# Stored data
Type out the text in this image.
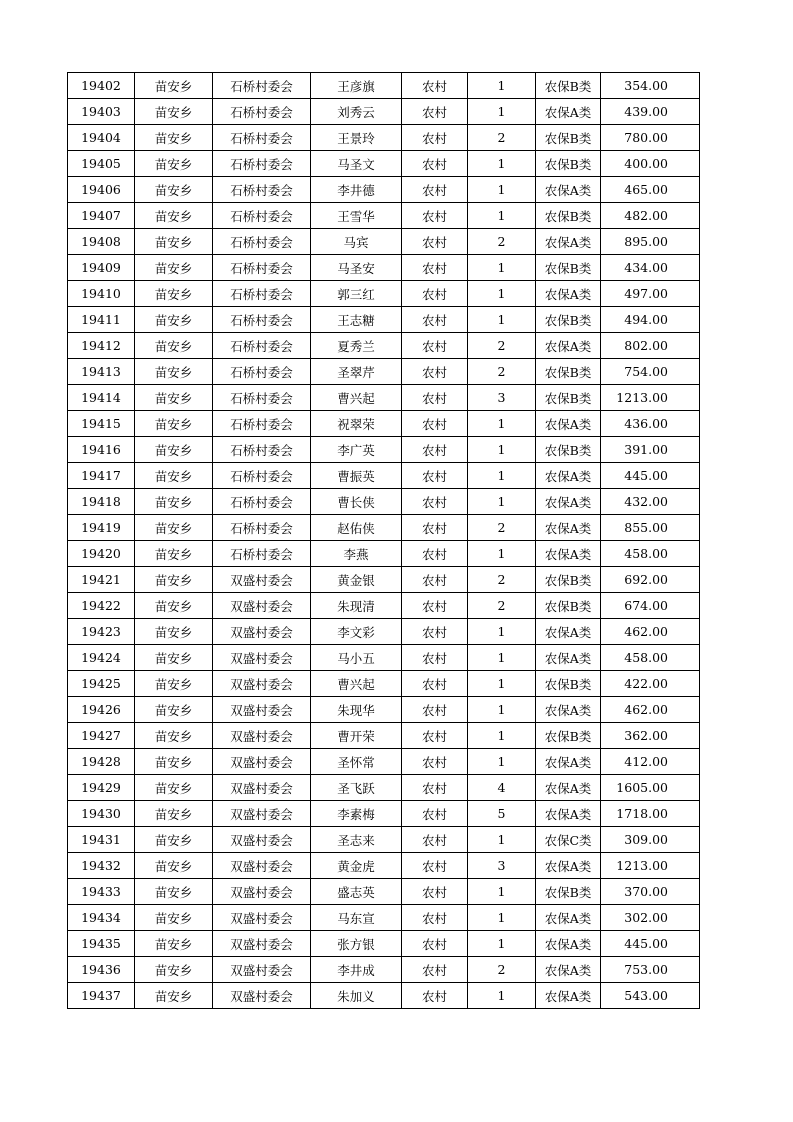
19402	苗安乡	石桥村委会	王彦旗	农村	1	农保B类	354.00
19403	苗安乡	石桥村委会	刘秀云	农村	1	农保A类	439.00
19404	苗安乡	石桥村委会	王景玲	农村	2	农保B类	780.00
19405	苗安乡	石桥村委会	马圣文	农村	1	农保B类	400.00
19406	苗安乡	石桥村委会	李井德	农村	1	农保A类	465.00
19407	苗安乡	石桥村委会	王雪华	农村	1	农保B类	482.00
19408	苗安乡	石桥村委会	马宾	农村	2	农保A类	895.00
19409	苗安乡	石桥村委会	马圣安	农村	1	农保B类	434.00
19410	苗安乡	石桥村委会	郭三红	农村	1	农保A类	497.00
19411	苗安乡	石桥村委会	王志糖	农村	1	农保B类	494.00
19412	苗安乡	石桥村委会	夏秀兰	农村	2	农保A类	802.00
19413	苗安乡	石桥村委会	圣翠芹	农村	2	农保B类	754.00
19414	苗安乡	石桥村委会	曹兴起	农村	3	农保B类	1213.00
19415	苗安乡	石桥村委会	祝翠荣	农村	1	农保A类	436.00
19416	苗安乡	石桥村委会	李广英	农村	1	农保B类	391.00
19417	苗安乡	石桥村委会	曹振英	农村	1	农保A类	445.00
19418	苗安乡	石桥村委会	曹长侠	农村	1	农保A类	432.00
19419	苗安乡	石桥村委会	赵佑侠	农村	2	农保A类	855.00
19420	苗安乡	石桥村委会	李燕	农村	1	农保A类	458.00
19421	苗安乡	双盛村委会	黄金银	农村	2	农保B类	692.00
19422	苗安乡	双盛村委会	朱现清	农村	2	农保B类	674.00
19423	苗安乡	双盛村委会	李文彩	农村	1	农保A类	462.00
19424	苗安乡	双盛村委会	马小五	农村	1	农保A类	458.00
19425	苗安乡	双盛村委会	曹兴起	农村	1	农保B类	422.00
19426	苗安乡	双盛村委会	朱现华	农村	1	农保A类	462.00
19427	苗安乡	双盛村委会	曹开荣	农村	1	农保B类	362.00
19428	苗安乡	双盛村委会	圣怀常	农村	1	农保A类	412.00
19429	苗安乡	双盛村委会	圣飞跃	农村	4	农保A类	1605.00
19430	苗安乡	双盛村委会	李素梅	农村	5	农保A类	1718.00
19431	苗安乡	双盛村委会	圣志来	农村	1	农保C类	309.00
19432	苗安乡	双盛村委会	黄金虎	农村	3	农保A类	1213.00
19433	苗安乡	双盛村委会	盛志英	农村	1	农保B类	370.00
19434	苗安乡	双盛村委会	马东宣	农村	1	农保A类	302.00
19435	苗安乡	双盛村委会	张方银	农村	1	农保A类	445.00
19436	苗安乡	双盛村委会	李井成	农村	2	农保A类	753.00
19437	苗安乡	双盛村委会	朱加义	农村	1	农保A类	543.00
--
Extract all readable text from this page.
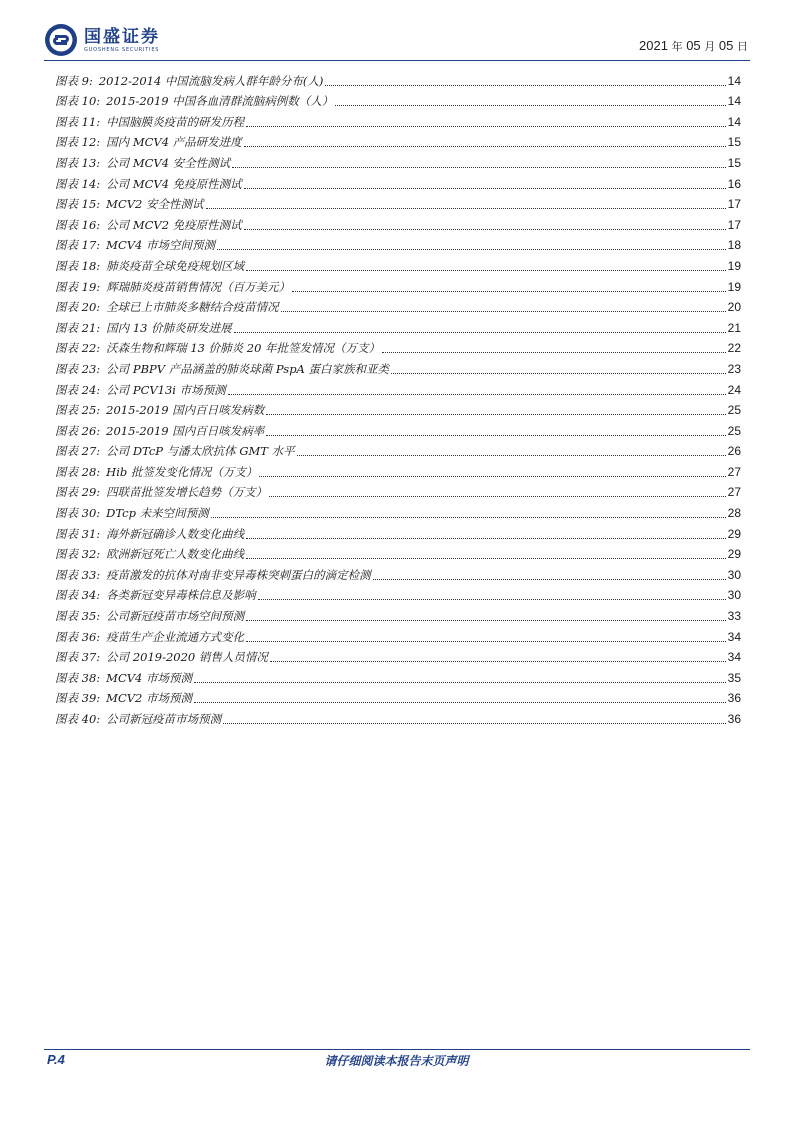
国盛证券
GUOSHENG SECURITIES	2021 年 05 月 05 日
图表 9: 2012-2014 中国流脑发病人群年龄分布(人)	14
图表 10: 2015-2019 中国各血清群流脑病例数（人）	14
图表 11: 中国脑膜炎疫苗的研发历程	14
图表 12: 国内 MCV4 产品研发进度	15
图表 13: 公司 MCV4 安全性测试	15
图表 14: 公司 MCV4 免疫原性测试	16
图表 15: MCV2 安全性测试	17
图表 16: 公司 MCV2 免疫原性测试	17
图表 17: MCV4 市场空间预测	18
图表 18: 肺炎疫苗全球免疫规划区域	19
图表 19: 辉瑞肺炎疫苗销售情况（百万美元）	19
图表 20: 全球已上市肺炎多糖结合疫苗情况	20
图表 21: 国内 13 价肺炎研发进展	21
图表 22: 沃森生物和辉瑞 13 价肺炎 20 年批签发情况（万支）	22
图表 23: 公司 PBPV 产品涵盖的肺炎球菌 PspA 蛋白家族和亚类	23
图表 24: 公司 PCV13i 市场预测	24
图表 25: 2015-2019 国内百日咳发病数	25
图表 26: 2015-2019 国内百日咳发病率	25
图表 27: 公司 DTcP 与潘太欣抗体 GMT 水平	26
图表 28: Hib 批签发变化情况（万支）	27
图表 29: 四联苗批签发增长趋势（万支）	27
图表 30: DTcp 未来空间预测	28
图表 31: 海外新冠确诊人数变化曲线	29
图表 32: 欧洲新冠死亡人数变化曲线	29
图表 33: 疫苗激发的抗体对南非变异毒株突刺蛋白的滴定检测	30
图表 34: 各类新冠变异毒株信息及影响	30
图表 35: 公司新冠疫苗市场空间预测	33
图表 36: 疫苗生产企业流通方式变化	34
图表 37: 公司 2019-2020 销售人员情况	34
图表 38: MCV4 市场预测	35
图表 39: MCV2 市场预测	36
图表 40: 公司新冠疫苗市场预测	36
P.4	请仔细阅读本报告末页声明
* * *
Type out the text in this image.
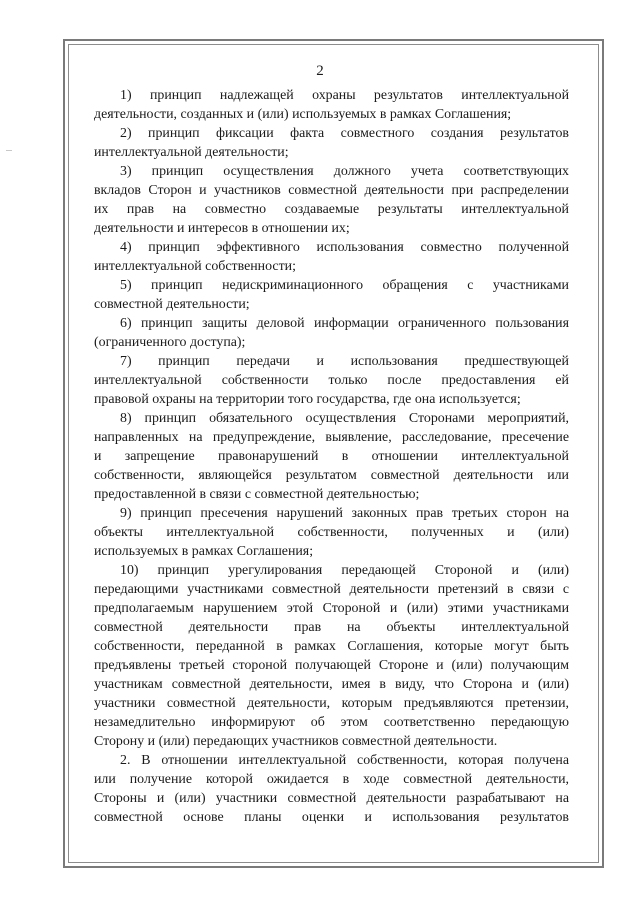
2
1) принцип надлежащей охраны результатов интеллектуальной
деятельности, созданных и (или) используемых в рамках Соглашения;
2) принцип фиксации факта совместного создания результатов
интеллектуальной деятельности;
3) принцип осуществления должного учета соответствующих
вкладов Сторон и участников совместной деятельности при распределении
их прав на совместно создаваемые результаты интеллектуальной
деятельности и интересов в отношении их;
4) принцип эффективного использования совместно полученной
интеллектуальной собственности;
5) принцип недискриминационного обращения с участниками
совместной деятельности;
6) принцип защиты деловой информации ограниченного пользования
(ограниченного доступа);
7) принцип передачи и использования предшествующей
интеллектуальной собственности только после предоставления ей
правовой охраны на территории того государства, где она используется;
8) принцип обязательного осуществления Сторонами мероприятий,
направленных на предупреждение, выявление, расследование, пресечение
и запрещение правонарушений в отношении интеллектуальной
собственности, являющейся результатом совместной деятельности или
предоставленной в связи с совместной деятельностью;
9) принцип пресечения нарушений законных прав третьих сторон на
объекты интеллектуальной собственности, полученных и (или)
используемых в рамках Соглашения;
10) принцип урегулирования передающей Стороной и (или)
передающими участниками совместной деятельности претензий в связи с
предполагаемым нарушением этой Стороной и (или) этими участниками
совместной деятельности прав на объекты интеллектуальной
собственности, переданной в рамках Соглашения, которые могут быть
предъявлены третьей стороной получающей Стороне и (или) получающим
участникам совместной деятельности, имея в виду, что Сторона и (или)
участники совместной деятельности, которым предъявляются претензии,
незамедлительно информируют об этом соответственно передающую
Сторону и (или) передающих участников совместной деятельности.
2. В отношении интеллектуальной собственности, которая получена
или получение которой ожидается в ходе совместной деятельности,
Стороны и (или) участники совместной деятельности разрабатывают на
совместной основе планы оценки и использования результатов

# Written exercise
Extract every line that has the string "Соглашения" in it.

# Correct output
деятельности, созданных и (или) используемых в рамках Соглашения;
используемых в рамках Соглашения;
собственности, переданной в рамках Соглашения, которые могут быть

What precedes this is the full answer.